▶ [Goal of the exercise]: Where a line in the listing below contains the word "Forgive", copy that line.

— Start Task inputs —

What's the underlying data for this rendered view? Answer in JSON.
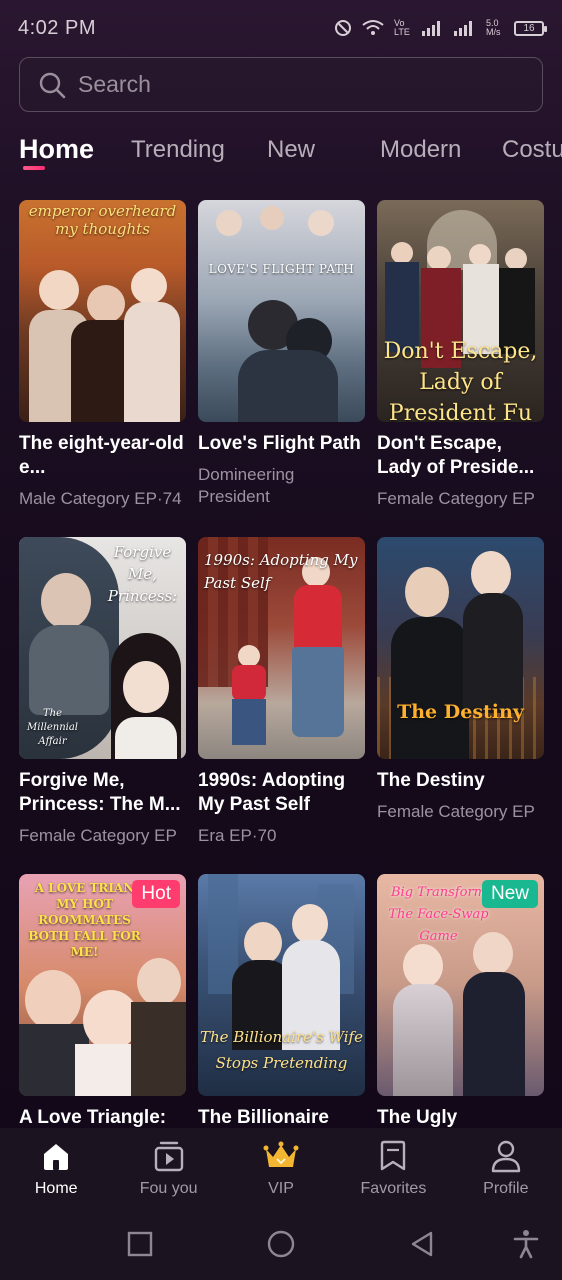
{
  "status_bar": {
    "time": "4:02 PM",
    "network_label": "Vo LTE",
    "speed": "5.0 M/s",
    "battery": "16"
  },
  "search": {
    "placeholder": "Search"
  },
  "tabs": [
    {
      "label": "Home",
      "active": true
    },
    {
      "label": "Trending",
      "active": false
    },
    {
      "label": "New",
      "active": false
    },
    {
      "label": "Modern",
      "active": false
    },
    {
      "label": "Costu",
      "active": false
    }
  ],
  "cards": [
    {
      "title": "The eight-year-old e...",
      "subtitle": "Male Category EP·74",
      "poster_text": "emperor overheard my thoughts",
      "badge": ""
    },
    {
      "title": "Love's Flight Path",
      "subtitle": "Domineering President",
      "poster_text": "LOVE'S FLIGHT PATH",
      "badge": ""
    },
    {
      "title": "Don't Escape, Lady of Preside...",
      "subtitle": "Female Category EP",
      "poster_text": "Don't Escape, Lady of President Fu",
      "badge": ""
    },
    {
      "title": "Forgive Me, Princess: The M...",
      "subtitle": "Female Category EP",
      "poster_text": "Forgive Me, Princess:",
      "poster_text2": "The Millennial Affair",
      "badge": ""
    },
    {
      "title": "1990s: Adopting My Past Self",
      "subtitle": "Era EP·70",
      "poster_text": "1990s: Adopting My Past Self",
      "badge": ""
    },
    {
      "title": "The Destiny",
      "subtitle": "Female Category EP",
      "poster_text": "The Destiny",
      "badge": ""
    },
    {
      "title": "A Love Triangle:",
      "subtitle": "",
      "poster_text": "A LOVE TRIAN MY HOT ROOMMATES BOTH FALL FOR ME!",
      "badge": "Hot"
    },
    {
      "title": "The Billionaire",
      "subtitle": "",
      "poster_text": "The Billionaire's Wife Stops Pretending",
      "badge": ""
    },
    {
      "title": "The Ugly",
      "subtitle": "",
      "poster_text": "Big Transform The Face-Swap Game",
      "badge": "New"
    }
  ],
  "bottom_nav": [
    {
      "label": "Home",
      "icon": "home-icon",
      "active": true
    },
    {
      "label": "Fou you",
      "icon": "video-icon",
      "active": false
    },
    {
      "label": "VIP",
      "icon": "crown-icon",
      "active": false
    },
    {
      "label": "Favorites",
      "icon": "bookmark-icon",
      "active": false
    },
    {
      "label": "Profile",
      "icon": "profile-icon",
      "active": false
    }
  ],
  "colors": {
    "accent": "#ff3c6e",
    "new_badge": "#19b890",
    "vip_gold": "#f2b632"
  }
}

— End Task inputs —

▶ [The output]:
      "title": "Forgive Me, Princess: The M...",
      "poster_text": "Forgive Me, Princess:",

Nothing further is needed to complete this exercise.